Each entry below is to be duplicated verbatim.

==== INPUT MATERIAL ====

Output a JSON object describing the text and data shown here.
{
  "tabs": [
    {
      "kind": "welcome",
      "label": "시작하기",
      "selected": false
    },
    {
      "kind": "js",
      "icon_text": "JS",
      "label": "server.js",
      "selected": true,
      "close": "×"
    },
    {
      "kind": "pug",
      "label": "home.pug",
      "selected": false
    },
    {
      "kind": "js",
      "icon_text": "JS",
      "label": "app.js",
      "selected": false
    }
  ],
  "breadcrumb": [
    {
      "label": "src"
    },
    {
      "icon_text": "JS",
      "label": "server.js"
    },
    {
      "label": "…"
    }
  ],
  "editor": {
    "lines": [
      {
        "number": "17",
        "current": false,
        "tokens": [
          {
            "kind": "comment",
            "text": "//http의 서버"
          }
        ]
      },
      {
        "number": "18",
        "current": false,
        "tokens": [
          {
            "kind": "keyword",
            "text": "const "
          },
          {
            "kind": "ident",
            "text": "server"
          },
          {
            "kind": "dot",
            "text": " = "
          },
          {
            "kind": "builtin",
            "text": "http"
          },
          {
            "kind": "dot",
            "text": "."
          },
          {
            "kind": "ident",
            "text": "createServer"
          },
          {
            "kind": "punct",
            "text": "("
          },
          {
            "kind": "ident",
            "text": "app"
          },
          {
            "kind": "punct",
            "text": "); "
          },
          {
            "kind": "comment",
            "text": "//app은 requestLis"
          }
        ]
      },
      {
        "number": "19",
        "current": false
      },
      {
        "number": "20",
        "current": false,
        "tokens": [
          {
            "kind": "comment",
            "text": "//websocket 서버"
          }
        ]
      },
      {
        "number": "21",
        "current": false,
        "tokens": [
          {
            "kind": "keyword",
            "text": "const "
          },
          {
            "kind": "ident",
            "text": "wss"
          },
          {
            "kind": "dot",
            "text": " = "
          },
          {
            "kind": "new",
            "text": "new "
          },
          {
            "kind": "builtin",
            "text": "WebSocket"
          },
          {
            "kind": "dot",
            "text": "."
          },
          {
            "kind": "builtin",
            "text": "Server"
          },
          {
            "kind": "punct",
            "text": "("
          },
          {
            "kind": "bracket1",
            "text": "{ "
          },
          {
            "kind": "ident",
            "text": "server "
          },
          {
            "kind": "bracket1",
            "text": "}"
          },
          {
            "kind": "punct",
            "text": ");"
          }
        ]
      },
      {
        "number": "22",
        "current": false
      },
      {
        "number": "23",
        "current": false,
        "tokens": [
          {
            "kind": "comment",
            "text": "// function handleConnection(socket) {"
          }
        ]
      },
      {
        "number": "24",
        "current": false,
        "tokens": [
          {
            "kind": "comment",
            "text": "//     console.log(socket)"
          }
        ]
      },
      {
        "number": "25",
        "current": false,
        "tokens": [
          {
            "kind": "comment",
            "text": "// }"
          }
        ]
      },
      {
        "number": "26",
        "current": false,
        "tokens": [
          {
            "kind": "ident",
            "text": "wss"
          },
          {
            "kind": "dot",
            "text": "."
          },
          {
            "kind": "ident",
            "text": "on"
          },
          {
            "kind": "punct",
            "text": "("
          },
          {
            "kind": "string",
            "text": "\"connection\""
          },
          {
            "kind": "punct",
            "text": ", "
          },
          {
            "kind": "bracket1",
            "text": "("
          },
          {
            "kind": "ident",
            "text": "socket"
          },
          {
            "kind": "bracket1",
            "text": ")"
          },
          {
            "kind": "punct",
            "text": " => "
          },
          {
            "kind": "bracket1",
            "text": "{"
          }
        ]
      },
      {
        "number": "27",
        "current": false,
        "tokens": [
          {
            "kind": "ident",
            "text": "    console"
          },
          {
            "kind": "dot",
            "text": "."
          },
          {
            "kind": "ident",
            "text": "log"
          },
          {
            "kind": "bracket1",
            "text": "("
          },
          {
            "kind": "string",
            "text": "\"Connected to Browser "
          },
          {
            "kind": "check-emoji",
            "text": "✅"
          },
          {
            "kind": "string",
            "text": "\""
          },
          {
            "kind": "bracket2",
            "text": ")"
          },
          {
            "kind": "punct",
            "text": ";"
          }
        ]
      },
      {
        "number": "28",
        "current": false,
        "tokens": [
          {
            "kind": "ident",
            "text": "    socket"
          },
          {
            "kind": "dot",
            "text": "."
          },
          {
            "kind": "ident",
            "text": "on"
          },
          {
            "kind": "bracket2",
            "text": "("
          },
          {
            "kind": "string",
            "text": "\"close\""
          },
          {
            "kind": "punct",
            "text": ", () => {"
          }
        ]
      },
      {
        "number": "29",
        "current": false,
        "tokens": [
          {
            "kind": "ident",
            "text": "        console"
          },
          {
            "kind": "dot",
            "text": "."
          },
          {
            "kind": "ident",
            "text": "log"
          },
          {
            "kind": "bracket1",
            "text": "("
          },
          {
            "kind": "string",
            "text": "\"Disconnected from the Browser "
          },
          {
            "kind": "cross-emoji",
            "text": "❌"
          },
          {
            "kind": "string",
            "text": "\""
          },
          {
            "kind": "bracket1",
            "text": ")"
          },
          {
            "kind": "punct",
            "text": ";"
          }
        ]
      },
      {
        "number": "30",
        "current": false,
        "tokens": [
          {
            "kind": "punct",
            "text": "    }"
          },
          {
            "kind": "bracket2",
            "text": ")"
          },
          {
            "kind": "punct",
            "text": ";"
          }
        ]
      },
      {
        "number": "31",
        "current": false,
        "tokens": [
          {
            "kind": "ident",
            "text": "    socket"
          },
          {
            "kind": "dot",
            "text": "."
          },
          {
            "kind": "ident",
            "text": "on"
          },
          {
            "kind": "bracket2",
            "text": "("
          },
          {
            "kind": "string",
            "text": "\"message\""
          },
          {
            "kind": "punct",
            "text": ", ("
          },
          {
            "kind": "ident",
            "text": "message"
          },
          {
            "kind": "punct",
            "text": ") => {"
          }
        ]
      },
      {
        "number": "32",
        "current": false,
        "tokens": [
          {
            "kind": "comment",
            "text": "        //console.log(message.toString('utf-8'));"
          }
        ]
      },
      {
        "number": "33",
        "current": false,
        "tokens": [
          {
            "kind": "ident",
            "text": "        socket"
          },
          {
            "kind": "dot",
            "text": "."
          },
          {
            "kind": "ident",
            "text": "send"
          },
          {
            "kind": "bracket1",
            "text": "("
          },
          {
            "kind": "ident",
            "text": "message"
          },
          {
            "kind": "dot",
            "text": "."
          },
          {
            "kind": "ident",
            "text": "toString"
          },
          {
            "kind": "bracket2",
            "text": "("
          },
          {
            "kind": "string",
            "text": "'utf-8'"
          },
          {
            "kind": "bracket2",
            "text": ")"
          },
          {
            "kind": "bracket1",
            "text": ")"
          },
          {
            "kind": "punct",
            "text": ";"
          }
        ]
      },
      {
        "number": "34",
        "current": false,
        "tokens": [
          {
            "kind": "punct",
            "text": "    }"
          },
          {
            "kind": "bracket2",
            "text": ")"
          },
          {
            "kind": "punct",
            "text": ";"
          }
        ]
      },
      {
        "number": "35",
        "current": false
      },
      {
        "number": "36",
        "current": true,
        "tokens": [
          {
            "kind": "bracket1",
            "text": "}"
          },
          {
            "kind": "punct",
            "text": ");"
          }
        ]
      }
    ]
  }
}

====

__EXERCISE SOLUTION__
Output a JSON object describing the text and data shown here.
{
  "tabs": [
    {
      "kind": "welcome",
      "label": "시작하기",
      "selected": false
    },
    {
      "kind": "js",
      "icon_text": "JS",
      "label": "server.js",
      "selected": true,
      "close": "×"
    },
    {
      "kind": "pug",
      "label": "home.pug",
      "selected": false
    },
    {
      "kind": "js",
      "icon_text": "JS",
      "label": "app.js",
      "selected": false
    }
  ],
  "breadcrumb": [
    {
      "label": "src"
    },
    {
      "icon_text": "JS",
      "label": "server.js"
    },
    {
      "label": "…"
    }
  ],
  "editor": {
    "lines": [
      {
        "number": "17",
        "current": false,
        "tokens": [
          {
            "kind": "comment",
            "text": "//http의 서버"
          }
        ]
      },
      {
        "number": "18",
        "current": false,
        "tokens": [
          {
            "kind": "keyword",
            "text": "const "
          },
          {
            "kind": "ident",
            "text": "server"
          },
          {
            "kind": "dot",
            "text": " = "
          },
          {
            "kind": "builtin",
            "text": "http"
          },
          {
            "kind": "dot",
            "text": "."
          },
          {
            "kind": "ident",
            "text": "createServer"
          },
          {
            "kind": "punct",
            "text": "("
          },
          {
            "kind": "ident",
            "text": "app"
          },
          {
            "kind": "punct",
            "text": "); "
          },
          {
            "kind": "comment",
            "text": "//app은 requestLis"
          }
        ]
      },
      {
        "number": "19",
        "current": false
      },
      {
        "number": "20",
        "current": false,
        "tokens": [
          {
            "kind": "comment",
            "text": "//websocket 서버"
          }
        ]
      },
      {
        "number": "21",
        "current": false,
        "tokens": [
          {
            "kind": "keyword",
            "text": "const "
          },
          {
            "kind": "ident",
            "text": "wss"
          },
          {
            "kind": "dot",
            "text": " = "
          },
          {
            "kind": "new",
            "text": "new "
          },
          {
            "kind": "builtin",
            "text": "WebSocket"
          },
          {
            "kind": "dot",
            "text": "."
          },
          {
            "kind": "builtin",
            "text": "Server"
          },
          {
            "kind": "punct",
            "text": "("
          },
          {
            "kind": "bracket1",
            "text": "{ "
          },
          {
            "kind": "ident",
            "text": "server "
          },
          {
            "kind": "bracket1",
            "text": "}"
          },
          {
            "kind": "punct",
            "text": ");"
          }
        ]
      },
      {
        "number": "22",
        "current": false
      },
      {
        "number": "23",
        "current": false,
        "tokens": [
          {
            "kind": "comment",
            "text": "// function handleConnection(socket) {"
          }
        ]
      },
      {
        "number": "24",
        "current": false,
        "tokens": [
          {
            "kind": "comment",
            "text": "//     console.log(socket)"
          }
        ]
      },
      {
        "number": "25",
        "current": false,
        "tokens": [
          {
            "kind": "comment",
            "text": "// }"
          }
        ]
      },
      {
        "number": "26",
        "current": false,
        "tokens": [
          {
            "kind": "ident",
            "text": "wss"
          },
          {
            "kind": "dot",
            "text": "."
          },
          {
            "kind": "ident",
            "text": "on"
          },
          {
            "kind": "punct",
            "text": "("
          },
          {
            "kind": "string",
            "text": "\"connection\""
          },
          {
            "kind": "punct",
            "text": ", "
          },
          {
            "kind": "bracket1",
            "text": "("
          },
          {
            "kind": "ident",
            "text": "socket"
          },
          {
            "kind": "bracket1",
            "text": ")"
          },
          {
            "kind": "punct",
            "text": " => "
          },
          {
            "kind": "bracket1",
            "text": "{"
          }
        ]
      },
      {
        "number": "27",
        "current": false,
        "tokens": [
          {
            "kind": "ident",
            "text": "    console"
          },
          {
            "kind": "dot",
            "text": "."
          },
          {
            "kind": "ident",
            "text": "log"
          },
          {
            "kind": "bracket1",
            "text": "("
          },
          {
            "kind": "string",
            "text": "\"Connected to Browser "
          },
          {
            "kind": "check-emoji",
            "text": "✅"
          },
          {
            "kind": "string",
            "text": "\""
          },
          {
            "kind": "bracket2",
            "text": ")"
          },
          {
            "kind": "punct",
            "text": ";"
          }
        ]
      },
      {
        "number": "28",
        "current": false,
        "tokens": [
          {
            "kind": "ident",
            "text": "    socket"
          },
          {
            "kind": "dot",
            "text": "."
          },
          {
            "kind": "ident",
            "text": "on"
          },
          {
            "kind": "bracket2",
            "text": "("
          },
          {
            "kind": "string",
            "text": "\"close\""
          },
          {
            "kind": "punct",
            "text": ", () => {"
          }
        ]
      },
      {
        "number": "29",
        "current": false,
        "tokens": [
          {
            "kind": "ident",
            "text": "        console"
          },
          {
            "kind": "dot",
            "text": "."
          },
          {
            "kind": "ident",
            "text": "log"
          },
          {
            "kind": "bracket1",
            "text": "("
          },
          {
            "kind": "string",
            "text": "\"Disconnected from the Browser "
          },
          {
            "kind": "cross-emoji",
            "text": "❌"
          },
          {
            "kind": "string",
            "text": "\""
          },
          {
            "kind": "bracket1",
            "text": ")"
          },
          {
            "kind": "punct",
            "text": ";"
          }
        ]
      },
      {
        "number": "30",
        "current": false,
        "tokens": [
          {
            "kind": "punct",
            "text": "    }"
          },
          {
            "kind": "bracket2",
            "text": ")"
          },
          {
            "kind": "punct",
            "text": ";"
          }
        ]
      },
      {
        "number": "31",
        "current": false,
        "tokens": [
          {
            "kind": "ident",
            "text": "    socket"
          },
          {
            "kind": "dot",
            "text": "."
          },
          {
            "kind": "ident",
            "text": "on"
          },
          {
            "kind": "bracket2",
            "text": "("
          },
          {
            "kind": "string",
            "text": "\"message\""
          },
          {
            "kind": "punct",
            "text": ", ("
          },
          {
            "kind": "ident",
            "text": "message"
          },
          {
            "kind": "punct",
            "text": ") => {"
          }
        ]
      },
      {
        "number": "32",
        "current": false,
        "tokens": [
          {
            "kind": "comment",
            "text": "        //console.log(message.toString('utf-8'));"
          }
        ]
      },
      {
        "number": "33",
        "current": false,
        "tokens": [
          {
            "kind": "ident",
            "text": "        socket"
          },
          {
            "kind": "dot",
            "text": "."
          },
          {
            "kind": "ident",
            "text": "send"
          },
          {
            "kind": "bracket1",
            "text": "("
          },
          {
            "kind": "ident",
            "text": "message"
          },
          {
            "kind": "dot",
            "text": "."
          },
          {
            "kind": "ident",
            "text": "toString"
          },
          {
            "kind": "bracket2",
            "text": "("
          },
          {
            "kind": "string",
            "text": "'utf-8'"
          },
          {
            "kind": "bracket2",
            "text": ")"
          },
          {
            "kind": "bracket1",
            "text": ")"
          },
          {
            "kind": "punct",
            "text": ";"
          }
        ]
      },
      {
        "number": "34",
        "current": false,
        "tokens": [
          {
            "kind": "punct",
            "text": "    }"
          },
          {
            "kind": "bracket2",
            "text": ")"
          },
          {
            "kind": "punct",
            "text": ";"
          }
        ]
      },
      {
        "number": "35",
        "current": false
      },
      {
        "number": "36",
        "current": true,
        "tokens": [
          {
            "kind": "bracket1",
            "text": "}"
          },
          {
            "kind": "punct",
            "text": ");"
          }
        ]
      }
    ]
  }
}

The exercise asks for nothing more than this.